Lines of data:

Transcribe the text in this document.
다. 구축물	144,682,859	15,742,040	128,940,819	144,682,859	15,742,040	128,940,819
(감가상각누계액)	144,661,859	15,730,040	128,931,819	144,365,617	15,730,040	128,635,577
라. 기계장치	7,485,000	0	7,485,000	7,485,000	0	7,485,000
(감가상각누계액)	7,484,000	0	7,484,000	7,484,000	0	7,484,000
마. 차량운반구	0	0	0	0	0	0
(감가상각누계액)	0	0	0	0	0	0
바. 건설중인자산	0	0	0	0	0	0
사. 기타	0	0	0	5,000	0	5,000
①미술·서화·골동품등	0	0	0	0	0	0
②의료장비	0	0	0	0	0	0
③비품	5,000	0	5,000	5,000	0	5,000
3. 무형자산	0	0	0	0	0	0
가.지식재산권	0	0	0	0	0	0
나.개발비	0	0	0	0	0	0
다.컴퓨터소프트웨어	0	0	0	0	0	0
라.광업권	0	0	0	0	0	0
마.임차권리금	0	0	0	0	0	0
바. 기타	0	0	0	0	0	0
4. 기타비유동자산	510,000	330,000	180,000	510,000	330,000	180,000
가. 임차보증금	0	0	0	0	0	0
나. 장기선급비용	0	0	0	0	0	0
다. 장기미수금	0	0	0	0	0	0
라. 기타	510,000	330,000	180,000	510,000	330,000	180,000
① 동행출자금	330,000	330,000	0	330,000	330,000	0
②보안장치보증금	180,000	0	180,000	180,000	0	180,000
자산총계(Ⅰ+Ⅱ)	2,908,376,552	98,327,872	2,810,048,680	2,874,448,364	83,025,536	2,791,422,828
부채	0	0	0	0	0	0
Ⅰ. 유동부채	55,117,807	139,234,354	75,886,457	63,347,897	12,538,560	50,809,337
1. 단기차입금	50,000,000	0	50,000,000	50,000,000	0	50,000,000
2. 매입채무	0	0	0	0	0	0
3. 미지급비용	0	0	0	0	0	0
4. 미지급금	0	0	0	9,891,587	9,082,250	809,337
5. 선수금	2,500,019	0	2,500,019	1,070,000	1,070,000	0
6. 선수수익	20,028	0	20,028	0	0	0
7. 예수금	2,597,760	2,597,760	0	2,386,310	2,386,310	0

Exercise aim:
Word for word, quote all of the data above.

Reply:
Transcribe the text in this document.
다. 구축물	144,682,859	15,742,040	128,940,819	144,682,859	15,742,040	128,940,819
(감가상각누계액)	144,661,859	15,730,040	128,931,819	144,365,617	15,730,040	128,635,577
라. 기계장치	7,485,000	0	7,485,000	7,485,000	0	7,485,000
(감가상각누계액)	7,484,000	0	7,484,000	7,484,000	0	7,484,000
마. 차량운반구	0	0	0	0	0	0
(감가상각누계액)	0	0	0	0	0	0
바. 건설중인자산	0	0	0	0	0	0
사. 기타	0	0	0	5,000	0	5,000
①미술·서화·골동품등	0	0	0	0	0	0
②의료장비	0	0	0	0	0	0
③비품	5,000	0	5,000	5,000	0	5,000
3. 무형자산	0	0	0	0	0	0
가.지식재산권	0	0	0	0	0	0
나.개발비	0	0	0	0	0	0
다.컴퓨터소프트웨어	0	0	0	0	0	0
라.광업권	0	0	0	0	0	0
마.임차권리금	0	0	0	0	0	0
바. 기타	0	0	0	0	0	0
4. 기타비유동자산	510,000	330,000	180,000	510,000	330,000	180,000
가. 임차보증금	0	0	0	0	0	0
나. 장기선급비용	0	0	0	0	0	0
다. 장기미수금	0	0	0	0	0	0
라. 기타	510,000	330,000	180,000	510,000	330,000	180,000
① 동행출자금	330,000	330,000	0	330,000	330,000	0
②보안장치보증금	180,000	0	180,000	180,000	0	180,000
자산총계(Ⅰ+Ⅱ)	2,908,376,552	98,327,872	2,810,048,680	2,874,448,364	83,025,536	2,791,422,828
부채	0	0	0	0	0	0
Ⅰ. 유동부채	55,117,807	139,234,354	75,886,457	63,347,897	12,538,560	50,809,337
1. 단기차입금	50,000,000	0	50,000,000	50,000,000	0	50,000,000
2. 매입채무	0	0	0	0	0	0
3. 미지급비용	0	0	0	0	0	0
4. 미지급금	0	0	0	9,891,587	9,082,250	809,337
5. 선수금	2,500,019	0	2,500,019	1,070,000	1,070,000	0
6. 선수수익	20,028	0	20,028	0	0	0
7. 예수금	2,597,760	2,597,760	0	2,386,310	2,386,310	0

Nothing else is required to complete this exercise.